-- Start of Extracted material --
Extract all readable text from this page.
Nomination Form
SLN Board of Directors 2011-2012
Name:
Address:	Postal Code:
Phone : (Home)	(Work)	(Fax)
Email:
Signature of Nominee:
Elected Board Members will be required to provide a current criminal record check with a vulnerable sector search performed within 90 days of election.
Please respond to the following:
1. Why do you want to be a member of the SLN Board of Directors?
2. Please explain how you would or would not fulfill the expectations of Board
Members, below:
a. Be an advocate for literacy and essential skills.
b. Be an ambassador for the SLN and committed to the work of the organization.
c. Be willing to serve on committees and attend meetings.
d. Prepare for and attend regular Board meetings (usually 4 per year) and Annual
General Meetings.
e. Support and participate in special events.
-- End of Extracted material --
-- Exercise brief --
Isolate the lines that hold the word "Board" and copy all of them.

-- Answer to this problem --
SLN Board of Directors 2011-2012
Elected Board Members will be required to provide a current criminal record check with a vulnerable sector search performed within 90 days of election.
1. Why do you want to be a member of the SLN Board of Directors?
2. Please explain how you would or would not fulfill the expectations of Board
d. Prepare for and attend regular Board meetings (usually 4 per year) and Annual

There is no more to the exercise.